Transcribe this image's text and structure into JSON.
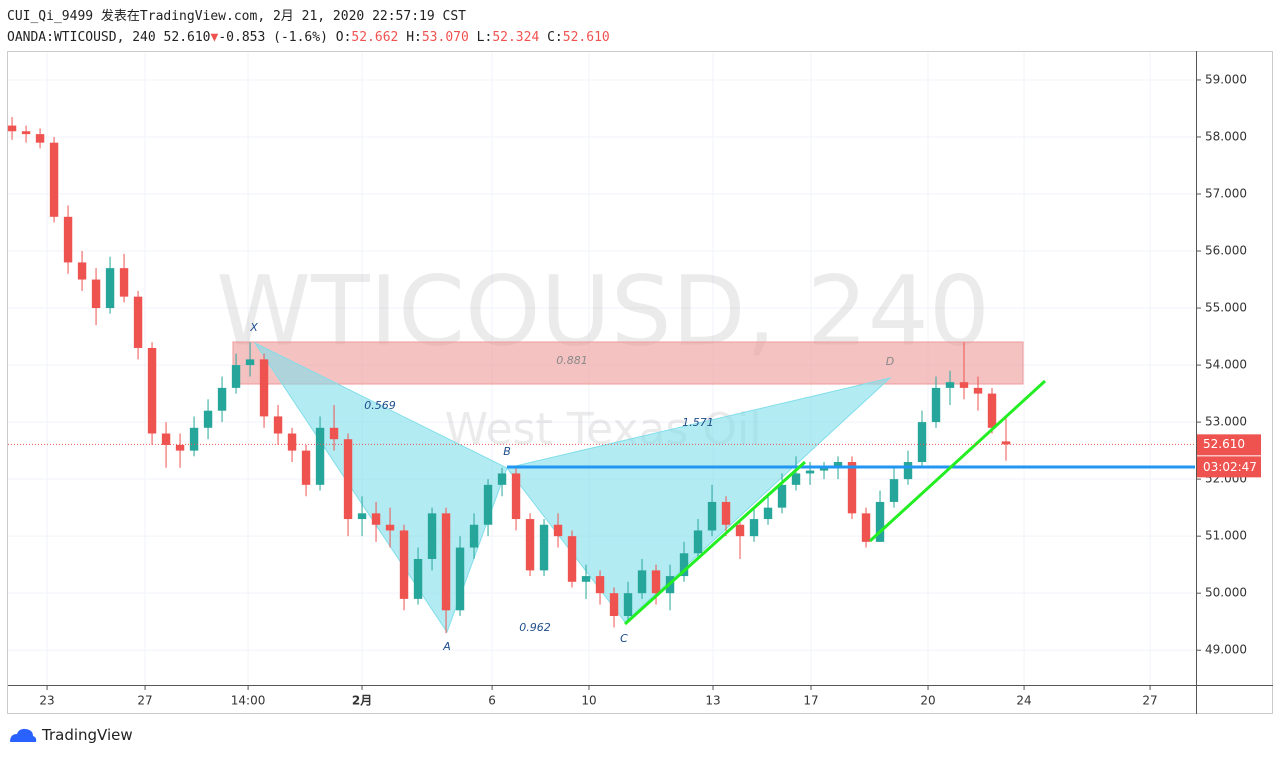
{
  "header": {
    "line1": "CUI_Qi_9499 发表在TradingView.com, 2月 21, 2020 22:57:19 CST",
    "symbol": "OANDA:WTICOUSD, 240",
    "last": "52.610",
    "arrow": "▼",
    "change": "-0.853 (-1.6%)",
    "o_key": "O:",
    "o": "52.662",
    "h_key": "H:",
    "h": "53.070",
    "l_key": "L:",
    "l": "52.324",
    "c_key": "C:",
    "c": "52.610"
  },
  "watermark": {
    "symbol": "WTICOUSD, 240",
    "description": "West Texas Oil"
  },
  "pattern": {
    "points": [
      "X",
      "A",
      "B",
      "C",
      "D"
    ],
    "ratios": [
      "0.569",
      "0.881",
      "1.571",
      "0.962"
    ]
  },
  "price_tag": "52.610",
  "countdown": "03:02:47",
  "brand": "TradingView",
  "chart_data": {
    "type": "candlestick",
    "up_color": "#26a69a",
    "down_color": "#ef5350",
    "candles": [
      [
        58.2,
        58.35,
        57.95,
        58.1
      ],
      [
        58.1,
        58.2,
        57.9,
        58.05
      ],
      [
        58.05,
        58.15,
        57.8,
        57.9
      ],
      [
        57.9,
        58.0,
        56.5,
        56.6
      ],
      [
        56.6,
        56.8,
        55.6,
        55.8
      ],
      [
        55.8,
        56.0,
        55.3,
        55.5
      ],
      [
        55.5,
        55.7,
        54.7,
        55.0
      ],
      [
        55.0,
        55.9,
        54.9,
        55.7
      ],
      [
        55.7,
        55.95,
        55.1,
        55.2
      ],
      [
        55.2,
        55.3,
        54.1,
        54.3
      ],
      [
        54.3,
        54.4,
        52.6,
        52.8
      ],
      [
        52.8,
        53.0,
        52.2,
        52.6
      ],
      [
        52.6,
        52.8,
        52.2,
        52.5
      ],
      [
        52.5,
        53.1,
        52.4,
        52.9
      ],
      [
        52.9,
        53.4,
        52.7,
        53.2
      ],
      [
        53.2,
        53.8,
        53.0,
        53.6
      ],
      [
        53.6,
        54.2,
        53.5,
        54.0
      ],
      [
        54.0,
        54.4,
        53.8,
        54.1
      ],
      [
        54.1,
        54.2,
        52.9,
        53.1
      ],
      [
        53.1,
        53.3,
        52.6,
        52.8
      ],
      [
        52.8,
        52.9,
        52.3,
        52.5
      ],
      [
        52.5,
        52.6,
        51.7,
        51.9
      ],
      [
        51.9,
        53.1,
        51.8,
        52.9
      ],
      [
        52.9,
        53.3,
        52.5,
        52.7
      ],
      [
        52.7,
        52.8,
        51.0,
        51.3
      ],
      [
        51.3,
        51.7,
        51.0,
        51.4
      ],
      [
        51.4,
        51.6,
        50.9,
        51.2
      ],
      [
        51.2,
        51.5,
        50.8,
        51.1
      ],
      [
        51.1,
        51.2,
        49.7,
        49.9
      ],
      [
        49.9,
        50.8,
        49.8,
        50.6
      ],
      [
        50.6,
        51.5,
        50.4,
        51.4
      ],
      [
        51.4,
        51.5,
        49.3,
        49.7
      ],
      [
        49.7,
        51.0,
        49.6,
        50.8
      ],
      [
        50.8,
        51.4,
        50.6,
        51.2
      ],
      [
        51.2,
        52.0,
        51.0,
        51.9
      ],
      [
        51.9,
        52.2,
        51.7,
        52.1
      ],
      [
        52.1,
        52.2,
        51.1,
        51.3
      ],
      [
        51.3,
        51.4,
        50.3,
        50.4
      ],
      [
        50.4,
        51.3,
        50.3,
        51.2
      ],
      [
        51.2,
        51.4,
        50.8,
        51.0
      ],
      [
        51.0,
        51.1,
        50.1,
        50.2
      ],
      [
        50.2,
        50.5,
        49.9,
        50.3
      ],
      [
        50.3,
        50.4,
        49.8,
        50.0
      ],
      [
        50.0,
        50.1,
        49.4,
        49.6
      ],
      [
        49.6,
        50.2,
        49.5,
        50.0
      ],
      [
        50.0,
        50.6,
        49.9,
        50.4
      ],
      [
        50.4,
        50.5,
        49.8,
        50.0
      ],
      [
        50.0,
        50.5,
        49.7,
        50.3
      ],
      [
        50.3,
        50.9,
        50.2,
        50.7
      ],
      [
        50.7,
        51.3,
        50.6,
        51.1
      ],
      [
        51.1,
        51.9,
        51.0,
        51.6
      ],
      [
        51.6,
        51.7,
        51.0,
        51.2
      ],
      [
        51.2,
        51.3,
        50.6,
        51.0
      ],
      [
        51.0,
        51.5,
        50.9,
        51.3
      ],
      [
        51.3,
        51.7,
        51.2,
        51.5
      ],
      [
        51.5,
        52.1,
        51.4,
        51.9
      ],
      [
        51.9,
        52.4,
        51.8,
        52.1
      ],
      [
        52.1,
        52.3,
        51.9,
        52.15
      ],
      [
        52.15,
        52.3,
        52.0,
        52.2
      ],
      [
        52.2,
        52.4,
        52.0,
        52.3
      ],
      [
        52.3,
        52.4,
        51.3,
        51.4
      ],
      [
        51.4,
        51.5,
        50.8,
        50.9
      ],
      [
        50.9,
        51.8,
        50.9,
        51.6
      ],
      [
        51.6,
        52.2,
        51.5,
        52.0
      ],
      [
        52.0,
        52.5,
        51.9,
        52.3
      ],
      [
        52.3,
        53.2,
        52.2,
        53.0
      ],
      [
        53.0,
        53.8,
        52.9,
        53.6
      ],
      [
        53.6,
        53.9,
        53.3,
        53.7
      ],
      [
        53.7,
        54.4,
        53.4,
        53.6
      ],
      [
        53.6,
        53.8,
        53.2,
        53.5
      ],
      [
        53.5,
        53.6,
        52.8,
        52.9
      ],
      [
        52.662,
        53.07,
        52.324,
        52.61
      ]
    ],
    "xlim": [
      -0.29,
      84.5
    ],
    "xticks": [
      {
        "value": 2.5,
        "label": "23"
      },
      {
        "value": 9.5,
        "label": "27"
      },
      {
        "value": 16.86,
        "label": "14:00"
      },
      {
        "value": 25,
        "label": "2月"
      },
      {
        "value": 34.29,
        "label": "6"
      },
      {
        "value": 41.21,
        "label": "10"
      },
      {
        "value": 50.07,
        "label": "13"
      },
      {
        "value": 57.07,
        "label": "17"
      },
      {
        "value": 65.43,
        "label": "20"
      },
      {
        "value": 72.29,
        "label": "24"
      },
      {
        "value": 81.29,
        "label": "27"
      }
    ],
    "ylim": [
      48.39,
      59.49
    ],
    "yticks": [
      {
        "value": 49,
        "label": "49.000"
      },
      {
        "value": 50,
        "label": "50.000"
      },
      {
        "value": 51,
        "label": "51.000"
      },
      {
        "value": 52,
        "label": "52.000"
      },
      {
        "value": 53,
        "label": "53.000"
      },
      {
        "value": 54,
        "label": "54.000"
      },
      {
        "value": 55,
        "label": "55.000"
      },
      {
        "value": 56,
        "label": "56.000"
      },
      {
        "value": 57,
        "label": "57.000"
      },
      {
        "value": 58,
        "label": "58.000"
      },
      {
        "value": 59,
        "label": "59.000"
      }
    ]
  }
}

▶ THE EXERCISE: Copy every line above word for word and exclude the pictures.

▶ RESPONSE FOR THIS EXERCISE:
Transcribe this image's text and structure into JSON.
{
  "header": {
    "line1": "CUI_Qi_9499 发表在TradingView.com, 2月 21, 2020 22:57:19 CST",
    "symbol": "OANDA:WTICOUSD, 240",
    "last": "52.610",
    "arrow": "▼",
    "change": "-0.853 (-1.6%)",
    "o_key": "O:",
    "o": "52.662",
    "h_key": "H:",
    "h": "53.070",
    "l_key": "L:",
    "l": "52.324",
    "c_key": "C:",
    "c": "52.610"
  },
  "watermark": {
    "symbol": "WTICOUSD, 240",
    "description": "West Texas Oil"
  },
  "pattern": {
    "points": [
      "X",
      "A",
      "B",
      "C",
      "D"
    ],
    "ratios": [
      "0.569",
      "0.881",
      "1.571",
      "0.962"
    ]
  },
  "price_tag": "52.610",
  "countdown": "03:02:47",
  "brand": "TradingView",
  "chart_data": {
    "type": "candlestick",
    "up_color": "#26a69a",
    "down_color": "#ef5350",
    "candles": [
      [
        58.2,
        58.35,
        57.95,
        58.1
      ],
      [
        58.1,
        58.2,
        57.9,
        58.05
      ],
      [
        58.05,
        58.15,
        57.8,
        57.9
      ],
      [
        57.9,
        58.0,
        56.5,
        56.6
      ],
      [
        56.6,
        56.8,
        55.6,
        55.8
      ],
      [
        55.8,
        56.0,
        55.3,
        55.5
      ],
      [
        55.5,
        55.7,
        54.7,
        55.0
      ],
      [
        55.0,
        55.9,
        54.9,
        55.7
      ],
      [
        55.7,
        55.95,
        55.1,
        55.2
      ],
      [
        55.2,
        55.3,
        54.1,
        54.3
      ],
      [
        54.3,
        54.4,
        52.6,
        52.8
      ],
      [
        52.8,
        53.0,
        52.2,
        52.6
      ],
      [
        52.6,
        52.8,
        52.2,
        52.5
      ],
      [
        52.5,
        53.1,
        52.4,
        52.9
      ],
      [
        52.9,
        53.4,
        52.7,
        53.2
      ],
      [
        53.2,
        53.8,
        53.0,
        53.6
      ],
      [
        53.6,
        54.2,
        53.5,
        54.0
      ],
      [
        54.0,
        54.4,
        53.8,
        54.1
      ],
      [
        54.1,
        54.2,
        52.9,
        53.1
      ],
      [
        53.1,
        53.3,
        52.6,
        52.8
      ],
      [
        52.8,
        52.9,
        52.3,
        52.5
      ],
      [
        52.5,
        52.6,
        51.7,
        51.9
      ],
      [
        51.9,
        53.1,
        51.8,
        52.9
      ],
      [
        52.9,
        53.3,
        52.5,
        52.7
      ],
      [
        52.7,
        52.8,
        51.0,
        51.3
      ],
      [
        51.3,
        51.7,
        51.0,
        51.4
      ],
      [
        51.4,
        51.6,
        50.9,
        51.2
      ],
      [
        51.2,
        51.5,
        50.8,
        51.1
      ],
      [
        51.1,
        51.2,
        49.7,
        49.9
      ],
      [
        49.9,
        50.8,
        49.8,
        50.6
      ],
      [
        50.6,
        51.5,
        50.4,
        51.4
      ],
      [
        51.4,
        51.5,
        49.3,
        49.7
      ],
      [
        49.7,
        51.0,
        49.6,
        50.8
      ],
      [
        50.8,
        51.4,
        50.6,
        51.2
      ],
      [
        51.2,
        52.0,
        51.0,
        51.9
      ],
      [
        51.9,
        52.2,
        51.7,
        52.1
      ],
      [
        52.1,
        52.2,
        51.1,
        51.3
      ],
      [
        51.3,
        51.4,
        50.3,
        50.4
      ],
      [
        50.4,
        51.3,
        50.3,
        51.2
      ],
      [
        51.2,
        51.4,
        50.8,
        51.0
      ],
      [
        51.0,
        51.1,
        50.1,
        50.2
      ],
      [
        50.2,
        50.5,
        49.9,
        50.3
      ],
      [
        50.3,
        50.4,
        49.8,
        50.0
      ],
      [
        50.0,
        50.1,
        49.4,
        49.6
      ],
      [
        49.6,
        50.2,
        49.5,
        50.0
      ],
      [
        50.0,
        50.6,
        49.9,
        50.4
      ],
      [
        50.4,
        50.5,
        49.8,
        50.0
      ],
      [
        50.0,
        50.5,
        49.7,
        50.3
      ],
      [
        50.3,
        50.9,
        50.2,
        50.7
      ],
      [
        50.7,
        51.3,
        50.6,
        51.1
      ],
      [
        51.1,
        51.9,
        51.0,
        51.6
      ],
      [
        51.6,
        51.7,
        51.0,
        51.2
      ],
      [
        51.2,
        51.3,
        50.6,
        51.0
      ],
      [
        51.0,
        51.5,
        50.9,
        51.3
      ],
      [
        51.3,
        51.7,
        51.2,
        51.5
      ],
      [
        51.5,
        52.1,
        51.4,
        51.9
      ],
      [
        51.9,
        52.4,
        51.8,
        52.1
      ],
      [
        52.1,
        52.3,
        51.9,
        52.15
      ],
      [
        52.15,
        52.3,
        52.0,
        52.2
      ],
      [
        52.2,
        52.4,
        52.0,
        52.3
      ],
      [
        52.3,
        52.4,
        51.3,
        51.4
      ],
      [
        51.4,
        51.5,
        50.8,
        50.9
      ],
      [
        50.9,
        51.8,
        50.9,
        51.6
      ],
      [
        51.6,
        52.2,
        51.5,
        52.0
      ],
      [
        52.0,
        52.5,
        51.9,
        52.3
      ],
      [
        52.3,
        53.2,
        52.2,
        53.0
      ],
      [
        53.0,
        53.8,
        52.9,
        53.6
      ],
      [
        53.6,
        53.9,
        53.3,
        53.7
      ],
      [
        53.7,
        54.4,
        53.4,
        53.6
      ],
      [
        53.6,
        53.8,
        53.2,
        53.5
      ],
      [
        53.5,
        53.6,
        52.8,
        52.9
      ],
      [
        52.662,
        53.07,
        52.324,
        52.61
      ]
    ],
    "xlim": [
      -0.29,
      84.5
    ],
    "xticks": [
      {
        "value": 2.5,
        "label": "23"
      },
      {
        "value": 9.5,
        "label": "27"
      },
      {
        "value": 16.86,
        "label": "14:00"
      },
      {
        "value": 25,
        "label": "2月"
      },
      {
        "value": 34.29,
        "label": "6"
      },
      {
        "value": 41.21,
        "label": "10"
      },
      {
        "value": 50.07,
        "label": "13"
      },
      {
        "value": 57.07,
        "label": "17"
      },
      {
        "value": 65.43,
        "label": "20"
      },
      {
        "value": 72.29,
        "label": "24"
      },
      {
        "value": 81.29,
        "label": "27"
      }
    ],
    "ylim": [
      48.39,
      59.49
    ],
    "yticks": [
      {
        "value": 49,
        "label": "49.000"
      },
      {
        "value": 50,
        "label": "50.000"
      },
      {
        "value": 51,
        "label": "51.000"
      },
      {
        "value": 52,
        "label": "52.000"
      },
      {
        "value": 53,
        "label": "53.000"
      },
      {
        "value": 54,
        "label": "54.000"
      },
      {
        "value": 55,
        "label": "55.000"
      },
      {
        "value": 56,
        "label": "56.000"
      },
      {
        "value": 57,
        "label": "57.000"
      },
      {
        "value": 58,
        "label": "58.000"
      },
      {
        "value": 59,
        "label": "59.000"
      }
    ]
  }
}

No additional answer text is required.